Stored data.
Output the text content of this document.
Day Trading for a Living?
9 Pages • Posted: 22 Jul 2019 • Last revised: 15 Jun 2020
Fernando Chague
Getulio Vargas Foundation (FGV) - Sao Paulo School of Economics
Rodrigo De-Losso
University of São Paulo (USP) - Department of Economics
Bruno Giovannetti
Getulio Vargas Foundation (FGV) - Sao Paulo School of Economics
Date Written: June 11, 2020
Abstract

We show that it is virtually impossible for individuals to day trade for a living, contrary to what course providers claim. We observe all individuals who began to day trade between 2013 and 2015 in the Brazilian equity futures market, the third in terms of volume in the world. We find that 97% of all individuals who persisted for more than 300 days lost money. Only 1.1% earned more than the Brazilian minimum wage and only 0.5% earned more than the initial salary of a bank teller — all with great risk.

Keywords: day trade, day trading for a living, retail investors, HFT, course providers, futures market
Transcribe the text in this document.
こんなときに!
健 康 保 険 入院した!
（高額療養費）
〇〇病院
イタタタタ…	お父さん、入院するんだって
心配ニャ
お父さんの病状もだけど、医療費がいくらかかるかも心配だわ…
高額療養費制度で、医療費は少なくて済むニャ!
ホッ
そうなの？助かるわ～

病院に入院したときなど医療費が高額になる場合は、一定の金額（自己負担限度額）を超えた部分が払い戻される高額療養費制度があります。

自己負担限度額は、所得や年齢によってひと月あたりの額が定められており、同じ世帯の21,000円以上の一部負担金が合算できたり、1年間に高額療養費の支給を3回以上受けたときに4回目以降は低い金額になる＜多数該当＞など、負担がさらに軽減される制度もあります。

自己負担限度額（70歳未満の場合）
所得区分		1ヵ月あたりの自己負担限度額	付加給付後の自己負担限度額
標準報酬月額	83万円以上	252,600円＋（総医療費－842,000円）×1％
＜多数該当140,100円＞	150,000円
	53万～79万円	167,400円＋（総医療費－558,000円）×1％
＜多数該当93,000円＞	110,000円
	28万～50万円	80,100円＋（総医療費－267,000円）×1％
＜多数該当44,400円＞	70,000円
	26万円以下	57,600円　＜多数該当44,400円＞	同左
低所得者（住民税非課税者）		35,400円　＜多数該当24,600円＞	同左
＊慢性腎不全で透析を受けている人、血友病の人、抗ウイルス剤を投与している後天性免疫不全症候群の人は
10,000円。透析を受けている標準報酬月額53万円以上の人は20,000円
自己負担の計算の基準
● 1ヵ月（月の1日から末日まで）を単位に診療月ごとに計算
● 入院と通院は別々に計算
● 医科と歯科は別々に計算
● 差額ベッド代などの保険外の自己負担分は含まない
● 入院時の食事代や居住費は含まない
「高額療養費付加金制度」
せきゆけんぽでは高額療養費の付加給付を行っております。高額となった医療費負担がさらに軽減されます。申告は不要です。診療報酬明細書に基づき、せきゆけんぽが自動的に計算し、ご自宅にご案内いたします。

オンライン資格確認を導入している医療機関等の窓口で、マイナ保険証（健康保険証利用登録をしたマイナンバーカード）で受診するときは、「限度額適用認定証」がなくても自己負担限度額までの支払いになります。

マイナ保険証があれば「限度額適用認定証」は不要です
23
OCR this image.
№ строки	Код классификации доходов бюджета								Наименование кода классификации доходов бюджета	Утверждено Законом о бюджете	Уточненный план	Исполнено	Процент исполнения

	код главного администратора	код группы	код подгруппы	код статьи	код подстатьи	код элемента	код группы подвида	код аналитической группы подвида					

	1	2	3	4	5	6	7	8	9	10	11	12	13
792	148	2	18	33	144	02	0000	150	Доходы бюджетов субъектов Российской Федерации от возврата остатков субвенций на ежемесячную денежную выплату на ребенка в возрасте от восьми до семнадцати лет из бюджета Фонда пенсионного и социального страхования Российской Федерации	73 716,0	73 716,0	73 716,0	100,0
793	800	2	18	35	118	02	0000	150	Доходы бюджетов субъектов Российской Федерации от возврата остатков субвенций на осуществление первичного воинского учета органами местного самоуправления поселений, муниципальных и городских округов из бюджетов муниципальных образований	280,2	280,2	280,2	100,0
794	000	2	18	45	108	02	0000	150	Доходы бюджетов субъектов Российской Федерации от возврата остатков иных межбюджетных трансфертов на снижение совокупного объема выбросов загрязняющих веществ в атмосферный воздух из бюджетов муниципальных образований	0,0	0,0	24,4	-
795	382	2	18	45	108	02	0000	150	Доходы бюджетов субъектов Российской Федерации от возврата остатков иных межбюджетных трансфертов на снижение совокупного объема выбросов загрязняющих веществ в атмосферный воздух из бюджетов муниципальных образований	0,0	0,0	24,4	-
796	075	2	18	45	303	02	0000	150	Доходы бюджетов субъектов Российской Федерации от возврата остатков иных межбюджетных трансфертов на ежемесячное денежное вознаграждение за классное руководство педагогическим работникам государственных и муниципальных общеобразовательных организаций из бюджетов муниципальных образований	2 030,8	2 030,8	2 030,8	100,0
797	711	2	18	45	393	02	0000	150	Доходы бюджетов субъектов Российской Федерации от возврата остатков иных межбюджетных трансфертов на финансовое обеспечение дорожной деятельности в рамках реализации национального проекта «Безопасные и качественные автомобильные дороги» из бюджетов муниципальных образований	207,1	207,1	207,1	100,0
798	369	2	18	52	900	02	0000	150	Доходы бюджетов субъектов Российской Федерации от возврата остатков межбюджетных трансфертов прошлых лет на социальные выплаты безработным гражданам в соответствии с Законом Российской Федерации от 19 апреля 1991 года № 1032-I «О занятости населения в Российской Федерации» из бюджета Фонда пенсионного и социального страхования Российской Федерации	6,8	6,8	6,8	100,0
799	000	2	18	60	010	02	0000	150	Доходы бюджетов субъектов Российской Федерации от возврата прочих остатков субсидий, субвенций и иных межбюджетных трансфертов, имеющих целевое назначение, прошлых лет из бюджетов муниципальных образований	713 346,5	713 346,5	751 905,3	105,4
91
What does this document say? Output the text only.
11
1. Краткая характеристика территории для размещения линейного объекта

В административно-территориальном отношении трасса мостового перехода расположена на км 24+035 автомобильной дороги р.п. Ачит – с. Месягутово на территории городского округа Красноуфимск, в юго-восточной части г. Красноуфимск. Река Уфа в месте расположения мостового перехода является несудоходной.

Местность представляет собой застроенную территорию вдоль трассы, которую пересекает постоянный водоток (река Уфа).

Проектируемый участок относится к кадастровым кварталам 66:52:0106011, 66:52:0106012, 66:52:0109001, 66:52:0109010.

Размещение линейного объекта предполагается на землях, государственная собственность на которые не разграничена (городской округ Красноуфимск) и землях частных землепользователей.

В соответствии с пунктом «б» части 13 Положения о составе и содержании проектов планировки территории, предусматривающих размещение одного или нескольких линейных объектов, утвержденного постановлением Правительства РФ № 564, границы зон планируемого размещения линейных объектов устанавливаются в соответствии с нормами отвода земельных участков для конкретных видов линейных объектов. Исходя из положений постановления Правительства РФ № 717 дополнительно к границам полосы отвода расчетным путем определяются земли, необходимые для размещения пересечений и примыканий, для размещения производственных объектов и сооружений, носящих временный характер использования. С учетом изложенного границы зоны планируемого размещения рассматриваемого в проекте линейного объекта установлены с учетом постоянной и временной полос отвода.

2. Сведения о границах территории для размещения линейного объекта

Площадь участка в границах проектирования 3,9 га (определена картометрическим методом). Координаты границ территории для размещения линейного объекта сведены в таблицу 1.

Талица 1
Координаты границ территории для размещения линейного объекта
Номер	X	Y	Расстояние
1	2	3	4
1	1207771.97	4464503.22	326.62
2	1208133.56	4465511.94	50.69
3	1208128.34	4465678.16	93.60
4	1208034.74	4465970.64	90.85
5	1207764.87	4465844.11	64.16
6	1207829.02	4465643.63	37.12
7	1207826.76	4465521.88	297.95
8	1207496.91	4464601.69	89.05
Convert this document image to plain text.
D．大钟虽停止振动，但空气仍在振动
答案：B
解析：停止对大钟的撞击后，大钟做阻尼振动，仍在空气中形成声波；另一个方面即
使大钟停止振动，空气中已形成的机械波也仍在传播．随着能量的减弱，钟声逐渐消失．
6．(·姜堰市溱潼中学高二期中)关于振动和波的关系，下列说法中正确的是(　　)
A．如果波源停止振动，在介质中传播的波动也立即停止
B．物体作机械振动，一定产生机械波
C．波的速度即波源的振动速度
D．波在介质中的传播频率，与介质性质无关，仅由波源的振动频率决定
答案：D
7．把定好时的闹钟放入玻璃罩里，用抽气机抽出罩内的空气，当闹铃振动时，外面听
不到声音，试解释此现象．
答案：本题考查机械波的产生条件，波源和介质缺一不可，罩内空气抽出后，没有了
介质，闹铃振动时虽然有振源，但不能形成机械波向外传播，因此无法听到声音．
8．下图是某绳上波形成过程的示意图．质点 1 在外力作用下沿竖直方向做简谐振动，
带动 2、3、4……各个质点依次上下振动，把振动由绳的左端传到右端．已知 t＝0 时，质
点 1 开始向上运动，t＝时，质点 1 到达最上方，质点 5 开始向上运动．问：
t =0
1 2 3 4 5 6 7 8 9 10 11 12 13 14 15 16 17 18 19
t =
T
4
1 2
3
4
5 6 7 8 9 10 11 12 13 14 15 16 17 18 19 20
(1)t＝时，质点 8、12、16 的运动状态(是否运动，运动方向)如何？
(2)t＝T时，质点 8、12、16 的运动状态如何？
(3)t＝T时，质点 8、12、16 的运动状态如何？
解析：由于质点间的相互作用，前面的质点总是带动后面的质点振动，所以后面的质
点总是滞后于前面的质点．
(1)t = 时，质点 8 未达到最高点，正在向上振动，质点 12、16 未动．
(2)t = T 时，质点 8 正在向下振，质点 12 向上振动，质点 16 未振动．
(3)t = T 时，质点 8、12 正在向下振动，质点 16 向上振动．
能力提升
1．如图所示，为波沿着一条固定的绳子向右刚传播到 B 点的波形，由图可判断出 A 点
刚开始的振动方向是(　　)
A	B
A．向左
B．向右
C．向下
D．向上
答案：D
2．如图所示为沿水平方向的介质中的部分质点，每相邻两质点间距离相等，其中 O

TO DO. From the entries above, copy out every line where the string "размещения" appears.

RESPONSE TO THIS EXERCISE.
1. Краткая характеристика территории для размещения линейного объекта
В соответствии с пунктом «б» части 13 Положения о составе и содержании проектов планировки территории, предусматривающих размещение одного или нескольких линейных объектов, утвержденного постановлением Правительства РФ № 564, границы зон планируемого размещения линейных объектов устанавливаются в соответствии с нормами отвода земельных участков для конкретных видов линейных объектов. Исходя из положений постановления Правительства РФ № 717 дополнительно к границам полосы отвода расчетным путем определяются земли, необходимые для размещения пересечений и примыканий, для размещения производственных объектов и сооружений, носящих временный характер использования. С учетом изложенного границы зоны планируемого размещения рассматриваемого в проекте линейного объекта установлены с учетом постоянной и временной полос отвода.
2. Сведения о границах территории для размещения линейного объекта
Площадь участка в границах проектирования 3,9 га (определена картометрическим методом). Координаты границ территории для размещения линейного объекта сведены в таблицу 1.
Координаты границ территории для размещения линейного объекта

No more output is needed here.